**DATA ENTRIES:**
## BEGIN
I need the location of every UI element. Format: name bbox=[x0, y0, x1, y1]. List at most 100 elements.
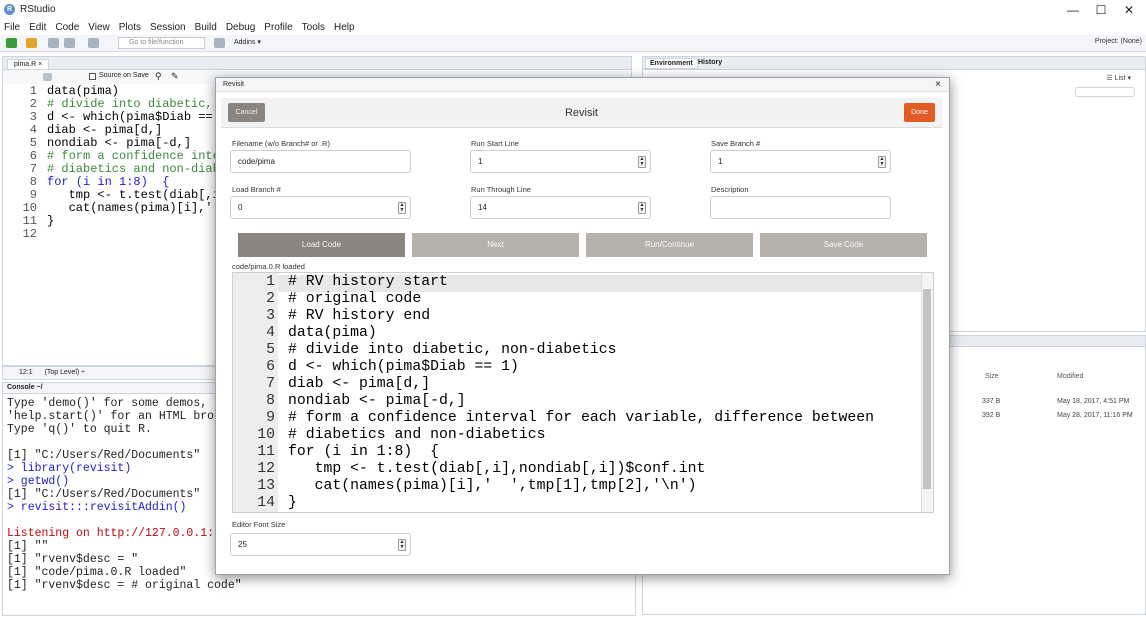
save-icon[interactable] bbox=[48, 38, 59, 48]
menu-debug[interactable]: Debug bbox=[226, 22, 255, 33]
code-line: # divide into diabetic, no bbox=[47, 97, 235, 111]
minimize-button[interactable]: — bbox=[1058, 3, 1088, 17]
line-number: 2 bbox=[29, 97, 37, 111]
title-bar: R RStudio — ☐ ✕ bbox=[0, 0, 1146, 20]
description-input[interactable] bbox=[710, 196, 891, 219]
code-line: nondiab <- pima[-d,] bbox=[288, 393, 466, 409]
run-start-input[interactable]: 1 ▲ ▼ bbox=[470, 150, 651, 173]
open-project-icon[interactable] bbox=[26, 38, 37, 48]
load-branch-input[interactable]: 0 ▲ ▼ bbox=[230, 196, 411, 219]
line-number: 7 bbox=[29, 162, 37, 176]
run-start-label: Run Start Line bbox=[471, 139, 519, 148]
environment-tab-bar: Environment History bbox=[642, 56, 1146, 70]
load-code-button[interactable]: Load Code bbox=[238, 233, 405, 257]
menu-profile[interactable]: Profile bbox=[264, 22, 292, 33]
code-line: # divide into diabetic, non-diabetics bbox=[288, 342, 617, 358]
tab-pima-r[interactable]: pima.R × bbox=[7, 59, 50, 70]
menu-edit[interactable]: Edit bbox=[29, 22, 46, 33]
menu-file[interactable]: File bbox=[4, 22, 20, 33]
maximize-button[interactable]: ☐ bbox=[1086, 3, 1116, 17]
save-all-icon[interactable] bbox=[64, 38, 75, 48]
file-modified: May 18, 2017, 4:51 PM bbox=[1057, 398, 1130, 405]
font-size-label: Editor Font Size bbox=[232, 520, 286, 529]
close-window-button[interactable]: ✕ bbox=[1114, 3, 1144, 17]
run-through-spinner[interactable]: ▲ ▼ bbox=[638, 202, 646, 214]
search-icon[interactable]: ⚲ bbox=[155, 71, 162, 82]
grid-icon[interactable] bbox=[214, 38, 225, 48]
line-number: 11 bbox=[22, 214, 37, 228]
menu-help[interactable]: Help bbox=[334, 22, 355, 33]
save-branch-value: 1 bbox=[718, 157, 723, 166]
new-file-icon[interactable] bbox=[6, 38, 17, 48]
code-line: } bbox=[288, 495, 297, 511]
column-header-modified[interactable]: Modified bbox=[1057, 373, 1083, 380]
dialog-close-button[interactable]: × bbox=[935, 78, 941, 92]
line-number: 1 bbox=[29, 84, 37, 98]
gadget-title: Revisit bbox=[564, 107, 598, 119]
window-title: RStudio bbox=[20, 4, 56, 15]
font-size-spinner[interactable]: ▲ ▼ bbox=[398, 539, 406, 551]
code-line: nondiab <- pima[-d,] bbox=[47, 136, 192, 150]
cancel-button[interactable]: Cancel bbox=[228, 103, 265, 122]
save-branch-label: Save Branch # bbox=[711, 139, 761, 148]
save-code-button[interactable]: Save Code bbox=[760, 233, 927, 257]
line-number: 10 bbox=[257, 427, 275, 443]
run-continue-button[interactable]: Run/Continue bbox=[586, 233, 753, 257]
save-icon[interactable] bbox=[43, 73, 52, 81]
code-viewer[interactable]: 1 # RV history start 2 # original code 3… bbox=[232, 272, 934, 513]
menu-plots[interactable]: Plots bbox=[119, 22, 141, 33]
next-button[interactable]: Next bbox=[412, 233, 579, 257]
filename-input[interactable]: code/pima bbox=[230, 150, 411, 173]
console-line: > getwd() bbox=[7, 475, 70, 488]
code-line: # diabetics and non-diabetics bbox=[288, 427, 546, 443]
menu-tools[interactable]: Tools bbox=[302, 22, 325, 33]
wand-icon[interactable]: ✎ bbox=[171, 71, 179, 82]
column-header-size[interactable]: Size bbox=[985, 373, 999, 380]
scrollbar-thumb[interactable] bbox=[923, 289, 931, 489]
line-number: 4 bbox=[266, 325, 275, 341]
load-branch-label: Load Branch # bbox=[232, 185, 281, 194]
dialog-titlebar: Revisit × bbox=[216, 78, 949, 92]
done-button[interactable]: Done bbox=[904, 103, 935, 122]
code-line: # RV history end bbox=[288, 308, 431, 324]
console-line: [1] "rvenv$desc = " bbox=[7, 553, 139, 566]
code-line: for (i in 1:8) { bbox=[288, 444, 439, 460]
menu-view[interactable]: View bbox=[88, 22, 110, 33]
source-on-save-checkbox[interactable] bbox=[89, 73, 96, 80]
code-scrollbar[interactable] bbox=[921, 273, 933, 512]
console-tab[interactable]: Console ~/ bbox=[7, 384, 43, 391]
console-line: > revisit:::revisitAddin() bbox=[7, 501, 187, 514]
save-branch-spinner[interactable]: ▲ ▼ bbox=[878, 156, 886, 168]
menu-build[interactable]: Build bbox=[195, 22, 217, 33]
run-start-value: 1 bbox=[478, 157, 483, 166]
run-start-spinner[interactable]: ▲ ▼ bbox=[638, 156, 646, 168]
font-size-input[interactable]: 25 ▲ ▼ bbox=[230, 533, 411, 556]
code-line: tmp <- t.test(diab[,i],nondiab[,i])$conf… bbox=[288, 461, 706, 477]
line-number: 5 bbox=[266, 342, 275, 358]
tab-environment[interactable]: Environment bbox=[645, 58, 698, 69]
code-line: tmp <- t.test(diab[,i] bbox=[47, 188, 228, 202]
description-label: Description bbox=[711, 185, 749, 194]
scope-selector[interactable]: (Top Level) ÷ bbox=[45, 369, 85, 376]
run-through-input[interactable]: 14 ▲ ▼ bbox=[470, 196, 651, 219]
file-size: 337 B bbox=[982, 398, 1001, 405]
line-number: 13 bbox=[257, 478, 275, 494]
project-menu[interactable]: Project: (None) bbox=[1095, 38, 1142, 45]
menu-code[interactable]: Code bbox=[55, 22, 79, 33]
addins-menu[interactable]: Addins ▾ bbox=[234, 38, 261, 46]
menu-session[interactable]: Session bbox=[150, 22, 186, 33]
console-line: Listening on http://127.0.0.1: bbox=[7, 527, 215, 540]
list-view-button[interactable]: ☰ List ▾ bbox=[1106, 74, 1131, 82]
line-number: 3 bbox=[29, 110, 37, 124]
print-icon[interactable] bbox=[88, 38, 99, 48]
tab-history[interactable]: History bbox=[694, 58, 726, 67]
environment-search-input[interactable] bbox=[1075, 87, 1135, 97]
goto-file-input[interactable]: Go to file/function bbox=[118, 37, 205, 49]
save-branch-input[interactable]: 1 ▲ ▼ bbox=[710, 150, 891, 173]
load-branch-spinner[interactable]: ▲ ▼ bbox=[398, 202, 406, 214]
line-number: 11 bbox=[257, 444, 275, 460]
line-number: 6 bbox=[266, 359, 275, 375]
line-number: 8 bbox=[29, 175, 37, 189]
line-number: 14 bbox=[257, 495, 275, 511]
code-line: d <- which(pima$Diab == 1) bbox=[47, 110, 235, 124]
## END
**WORK TO BE COMPLETED:** Pull out every line of the records above that contains the string "close", matching case exactly.

**FULL RESPONSE:**
close-window-button[interactable]: ✕ bbox=[1114, 3, 1144, 17]
dialog-close-button[interactable]: × bbox=[935, 78, 941, 92]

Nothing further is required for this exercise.